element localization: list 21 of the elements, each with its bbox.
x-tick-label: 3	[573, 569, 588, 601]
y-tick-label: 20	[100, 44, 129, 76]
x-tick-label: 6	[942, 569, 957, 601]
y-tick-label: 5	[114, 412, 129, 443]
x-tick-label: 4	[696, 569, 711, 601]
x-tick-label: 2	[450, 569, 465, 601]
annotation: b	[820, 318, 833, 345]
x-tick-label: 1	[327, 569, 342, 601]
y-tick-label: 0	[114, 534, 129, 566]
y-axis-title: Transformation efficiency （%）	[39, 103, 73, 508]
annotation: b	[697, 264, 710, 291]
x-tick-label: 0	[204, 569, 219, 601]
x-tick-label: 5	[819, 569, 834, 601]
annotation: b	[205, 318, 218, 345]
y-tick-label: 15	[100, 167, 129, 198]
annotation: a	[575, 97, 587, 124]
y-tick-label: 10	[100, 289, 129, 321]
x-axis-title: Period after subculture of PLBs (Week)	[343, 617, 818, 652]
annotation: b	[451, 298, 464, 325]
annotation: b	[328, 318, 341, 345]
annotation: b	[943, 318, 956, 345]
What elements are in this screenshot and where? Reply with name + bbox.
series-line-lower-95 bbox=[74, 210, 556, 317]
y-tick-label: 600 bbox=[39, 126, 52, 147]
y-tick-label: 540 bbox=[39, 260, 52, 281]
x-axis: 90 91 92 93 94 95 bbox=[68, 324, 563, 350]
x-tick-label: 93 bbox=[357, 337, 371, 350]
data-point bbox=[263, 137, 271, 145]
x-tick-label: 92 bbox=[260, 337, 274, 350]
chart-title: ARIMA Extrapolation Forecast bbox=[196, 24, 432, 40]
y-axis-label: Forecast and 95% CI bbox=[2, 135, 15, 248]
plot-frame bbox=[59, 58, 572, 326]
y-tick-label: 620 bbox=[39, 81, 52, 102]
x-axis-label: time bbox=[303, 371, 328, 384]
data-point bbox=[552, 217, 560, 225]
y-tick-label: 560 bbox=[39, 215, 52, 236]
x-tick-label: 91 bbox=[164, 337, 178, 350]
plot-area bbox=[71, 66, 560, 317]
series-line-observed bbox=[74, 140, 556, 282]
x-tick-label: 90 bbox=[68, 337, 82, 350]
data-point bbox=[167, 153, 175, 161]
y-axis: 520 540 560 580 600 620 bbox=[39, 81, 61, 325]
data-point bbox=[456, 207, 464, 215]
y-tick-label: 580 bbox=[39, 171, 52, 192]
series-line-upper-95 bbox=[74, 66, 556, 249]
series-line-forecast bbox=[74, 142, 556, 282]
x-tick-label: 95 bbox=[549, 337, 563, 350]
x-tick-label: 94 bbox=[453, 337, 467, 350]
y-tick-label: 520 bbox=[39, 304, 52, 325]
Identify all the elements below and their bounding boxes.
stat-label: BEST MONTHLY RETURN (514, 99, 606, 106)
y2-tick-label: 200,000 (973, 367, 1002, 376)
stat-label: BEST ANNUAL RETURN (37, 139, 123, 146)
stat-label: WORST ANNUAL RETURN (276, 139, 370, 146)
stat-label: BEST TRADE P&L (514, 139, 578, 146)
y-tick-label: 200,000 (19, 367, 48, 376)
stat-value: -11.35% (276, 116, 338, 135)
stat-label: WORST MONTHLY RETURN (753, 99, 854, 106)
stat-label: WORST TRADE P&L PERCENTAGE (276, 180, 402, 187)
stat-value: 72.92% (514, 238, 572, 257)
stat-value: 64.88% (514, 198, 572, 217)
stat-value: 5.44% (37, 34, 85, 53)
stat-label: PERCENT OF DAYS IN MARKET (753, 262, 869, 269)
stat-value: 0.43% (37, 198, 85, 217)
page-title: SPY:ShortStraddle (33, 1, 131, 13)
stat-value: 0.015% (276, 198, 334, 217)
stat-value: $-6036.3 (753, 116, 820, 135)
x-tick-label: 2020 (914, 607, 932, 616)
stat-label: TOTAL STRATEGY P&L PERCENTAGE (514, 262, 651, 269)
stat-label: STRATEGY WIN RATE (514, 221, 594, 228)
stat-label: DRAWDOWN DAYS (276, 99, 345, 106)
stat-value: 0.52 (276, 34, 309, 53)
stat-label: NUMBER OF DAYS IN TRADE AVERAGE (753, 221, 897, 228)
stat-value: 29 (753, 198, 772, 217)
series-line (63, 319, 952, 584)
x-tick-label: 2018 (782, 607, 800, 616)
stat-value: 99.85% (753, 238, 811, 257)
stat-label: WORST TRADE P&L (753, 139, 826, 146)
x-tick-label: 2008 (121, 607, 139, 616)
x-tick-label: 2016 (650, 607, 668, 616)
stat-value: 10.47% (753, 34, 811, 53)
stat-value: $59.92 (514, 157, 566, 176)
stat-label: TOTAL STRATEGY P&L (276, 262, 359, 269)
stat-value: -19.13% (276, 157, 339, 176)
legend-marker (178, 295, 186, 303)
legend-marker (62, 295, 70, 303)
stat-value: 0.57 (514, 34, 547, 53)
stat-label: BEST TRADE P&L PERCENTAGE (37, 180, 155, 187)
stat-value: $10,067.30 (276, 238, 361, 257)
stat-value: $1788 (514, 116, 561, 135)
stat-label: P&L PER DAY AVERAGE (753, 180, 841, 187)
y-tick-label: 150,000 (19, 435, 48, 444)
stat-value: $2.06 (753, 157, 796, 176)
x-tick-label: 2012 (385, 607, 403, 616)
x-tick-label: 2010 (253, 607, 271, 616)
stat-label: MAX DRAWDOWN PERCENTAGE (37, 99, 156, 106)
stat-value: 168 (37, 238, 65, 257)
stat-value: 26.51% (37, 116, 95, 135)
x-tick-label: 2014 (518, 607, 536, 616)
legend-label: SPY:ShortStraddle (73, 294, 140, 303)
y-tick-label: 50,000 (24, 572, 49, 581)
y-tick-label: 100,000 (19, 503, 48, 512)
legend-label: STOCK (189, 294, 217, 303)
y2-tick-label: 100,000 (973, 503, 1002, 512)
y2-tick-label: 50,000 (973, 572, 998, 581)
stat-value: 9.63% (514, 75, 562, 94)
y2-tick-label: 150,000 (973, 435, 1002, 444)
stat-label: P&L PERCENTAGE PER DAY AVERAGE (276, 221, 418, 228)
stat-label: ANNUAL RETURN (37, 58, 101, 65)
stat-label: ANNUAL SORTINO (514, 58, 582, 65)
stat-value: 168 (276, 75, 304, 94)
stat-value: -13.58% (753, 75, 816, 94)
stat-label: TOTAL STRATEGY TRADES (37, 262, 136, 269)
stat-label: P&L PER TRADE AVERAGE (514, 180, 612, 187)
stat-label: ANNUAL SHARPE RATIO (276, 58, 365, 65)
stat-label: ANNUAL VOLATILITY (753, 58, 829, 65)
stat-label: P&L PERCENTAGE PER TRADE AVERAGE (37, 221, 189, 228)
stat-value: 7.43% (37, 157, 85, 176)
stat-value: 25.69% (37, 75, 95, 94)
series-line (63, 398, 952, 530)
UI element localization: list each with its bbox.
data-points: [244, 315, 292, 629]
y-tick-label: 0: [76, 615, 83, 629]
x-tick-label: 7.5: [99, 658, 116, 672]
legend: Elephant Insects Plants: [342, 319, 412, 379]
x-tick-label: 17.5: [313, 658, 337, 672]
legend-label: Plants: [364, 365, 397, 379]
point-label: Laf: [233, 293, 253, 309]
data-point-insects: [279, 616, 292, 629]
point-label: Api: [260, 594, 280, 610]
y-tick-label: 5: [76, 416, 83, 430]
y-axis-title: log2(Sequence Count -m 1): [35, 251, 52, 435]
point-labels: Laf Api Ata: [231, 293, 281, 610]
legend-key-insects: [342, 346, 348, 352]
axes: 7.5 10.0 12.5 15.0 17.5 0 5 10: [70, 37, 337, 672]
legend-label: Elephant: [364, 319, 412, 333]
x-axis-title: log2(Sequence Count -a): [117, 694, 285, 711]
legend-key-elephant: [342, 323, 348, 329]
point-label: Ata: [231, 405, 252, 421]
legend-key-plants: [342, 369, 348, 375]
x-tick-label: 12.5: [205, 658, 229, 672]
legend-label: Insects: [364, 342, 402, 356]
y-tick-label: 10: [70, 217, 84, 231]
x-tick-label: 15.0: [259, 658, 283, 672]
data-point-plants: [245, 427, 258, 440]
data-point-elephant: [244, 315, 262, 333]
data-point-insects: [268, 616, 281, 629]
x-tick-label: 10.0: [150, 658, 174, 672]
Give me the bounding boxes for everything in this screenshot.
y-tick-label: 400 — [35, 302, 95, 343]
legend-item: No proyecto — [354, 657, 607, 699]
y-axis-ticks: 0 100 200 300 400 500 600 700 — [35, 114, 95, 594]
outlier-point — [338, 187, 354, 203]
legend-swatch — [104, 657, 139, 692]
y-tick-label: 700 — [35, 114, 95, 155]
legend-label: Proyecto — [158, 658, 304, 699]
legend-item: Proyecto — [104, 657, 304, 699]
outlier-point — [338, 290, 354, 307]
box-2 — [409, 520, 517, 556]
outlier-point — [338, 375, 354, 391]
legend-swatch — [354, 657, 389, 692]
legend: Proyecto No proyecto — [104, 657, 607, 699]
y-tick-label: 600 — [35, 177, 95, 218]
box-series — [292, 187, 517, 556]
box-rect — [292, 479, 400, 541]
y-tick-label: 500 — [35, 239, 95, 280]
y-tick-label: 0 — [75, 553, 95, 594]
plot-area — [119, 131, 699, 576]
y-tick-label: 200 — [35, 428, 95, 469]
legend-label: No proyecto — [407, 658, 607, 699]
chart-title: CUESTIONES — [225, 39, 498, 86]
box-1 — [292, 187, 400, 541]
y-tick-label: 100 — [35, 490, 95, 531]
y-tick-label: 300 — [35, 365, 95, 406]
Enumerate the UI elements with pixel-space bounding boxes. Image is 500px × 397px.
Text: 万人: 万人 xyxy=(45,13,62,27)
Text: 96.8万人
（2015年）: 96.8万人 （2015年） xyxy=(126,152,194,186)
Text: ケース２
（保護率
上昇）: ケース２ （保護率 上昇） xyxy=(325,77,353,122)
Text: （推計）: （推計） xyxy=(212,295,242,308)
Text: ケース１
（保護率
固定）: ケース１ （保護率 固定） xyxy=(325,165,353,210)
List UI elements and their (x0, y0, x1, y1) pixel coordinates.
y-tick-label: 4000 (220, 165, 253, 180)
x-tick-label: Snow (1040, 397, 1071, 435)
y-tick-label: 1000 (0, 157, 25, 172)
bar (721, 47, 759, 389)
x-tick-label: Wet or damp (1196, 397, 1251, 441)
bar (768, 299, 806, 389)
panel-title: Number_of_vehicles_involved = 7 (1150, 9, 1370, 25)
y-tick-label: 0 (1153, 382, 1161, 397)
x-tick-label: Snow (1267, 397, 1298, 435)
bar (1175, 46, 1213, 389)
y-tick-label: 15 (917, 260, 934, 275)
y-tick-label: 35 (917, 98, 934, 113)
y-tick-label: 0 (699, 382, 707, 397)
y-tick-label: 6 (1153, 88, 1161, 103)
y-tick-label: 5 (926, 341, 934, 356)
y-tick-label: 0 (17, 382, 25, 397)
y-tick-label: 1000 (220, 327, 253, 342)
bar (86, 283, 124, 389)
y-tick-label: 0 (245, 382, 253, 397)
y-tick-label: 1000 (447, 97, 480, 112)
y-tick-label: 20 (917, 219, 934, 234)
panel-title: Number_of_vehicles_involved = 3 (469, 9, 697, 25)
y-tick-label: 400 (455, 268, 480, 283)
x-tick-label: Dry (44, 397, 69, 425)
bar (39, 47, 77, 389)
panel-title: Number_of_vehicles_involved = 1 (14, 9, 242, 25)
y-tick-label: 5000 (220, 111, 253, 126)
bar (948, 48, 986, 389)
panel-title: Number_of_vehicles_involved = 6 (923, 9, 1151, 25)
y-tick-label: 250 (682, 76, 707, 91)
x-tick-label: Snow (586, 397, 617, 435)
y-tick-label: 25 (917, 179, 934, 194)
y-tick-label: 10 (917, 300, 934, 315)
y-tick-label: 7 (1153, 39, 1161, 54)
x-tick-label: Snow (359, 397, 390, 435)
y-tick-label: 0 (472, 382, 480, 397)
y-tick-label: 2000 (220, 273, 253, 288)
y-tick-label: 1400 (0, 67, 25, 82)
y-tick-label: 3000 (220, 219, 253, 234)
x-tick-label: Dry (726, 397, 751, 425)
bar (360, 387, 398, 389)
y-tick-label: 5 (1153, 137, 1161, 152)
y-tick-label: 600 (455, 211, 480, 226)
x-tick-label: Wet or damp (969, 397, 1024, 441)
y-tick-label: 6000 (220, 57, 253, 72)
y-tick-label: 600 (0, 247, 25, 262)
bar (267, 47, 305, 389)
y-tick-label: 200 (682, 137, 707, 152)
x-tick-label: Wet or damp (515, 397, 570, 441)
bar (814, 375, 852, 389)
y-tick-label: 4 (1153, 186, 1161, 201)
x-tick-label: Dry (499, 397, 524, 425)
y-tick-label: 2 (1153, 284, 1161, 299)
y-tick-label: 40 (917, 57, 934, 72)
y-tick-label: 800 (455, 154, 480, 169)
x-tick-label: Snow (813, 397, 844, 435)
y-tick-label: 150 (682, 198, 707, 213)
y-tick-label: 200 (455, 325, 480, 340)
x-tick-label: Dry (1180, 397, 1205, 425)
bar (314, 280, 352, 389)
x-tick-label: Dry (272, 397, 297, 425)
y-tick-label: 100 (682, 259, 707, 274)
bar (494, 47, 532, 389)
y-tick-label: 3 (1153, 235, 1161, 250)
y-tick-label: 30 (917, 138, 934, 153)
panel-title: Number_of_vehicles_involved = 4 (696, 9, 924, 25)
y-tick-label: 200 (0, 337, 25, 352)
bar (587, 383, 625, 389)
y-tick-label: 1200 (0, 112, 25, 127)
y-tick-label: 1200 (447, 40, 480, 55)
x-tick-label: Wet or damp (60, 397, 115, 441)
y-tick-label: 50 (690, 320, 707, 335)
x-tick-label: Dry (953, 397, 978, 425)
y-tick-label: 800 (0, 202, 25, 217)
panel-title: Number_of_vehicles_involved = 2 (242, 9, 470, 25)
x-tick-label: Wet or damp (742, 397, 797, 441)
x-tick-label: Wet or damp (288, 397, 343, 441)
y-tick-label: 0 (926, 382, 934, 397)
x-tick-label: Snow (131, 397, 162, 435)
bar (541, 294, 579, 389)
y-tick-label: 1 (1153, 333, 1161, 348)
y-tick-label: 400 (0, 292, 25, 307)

◆ **WHAT THE TASK REQUIRES**: Return the material word for word, starting at its very first line and ending with the line that contains "534, 129, 566]", inclusive.

◆ **REPLY**:
element localization: list 21 of the elements, each with its bbox.
x-tick-label: 3	[573, 569, 588, 601]
y-tick-label: 20	[100, 44, 129, 76]
x-tick-label: 6	[942, 569, 957, 601]
y-tick-label: 5	[114, 412, 129, 443]
x-tick-label: 4	[696, 569, 711, 601]
x-tick-label: 2	[450, 569, 465, 601]
annotation: b	[820, 318, 833, 345]
x-tick-label: 1	[327, 569, 342, 601]
y-tick-label: 0	[114, 534, 129, 566]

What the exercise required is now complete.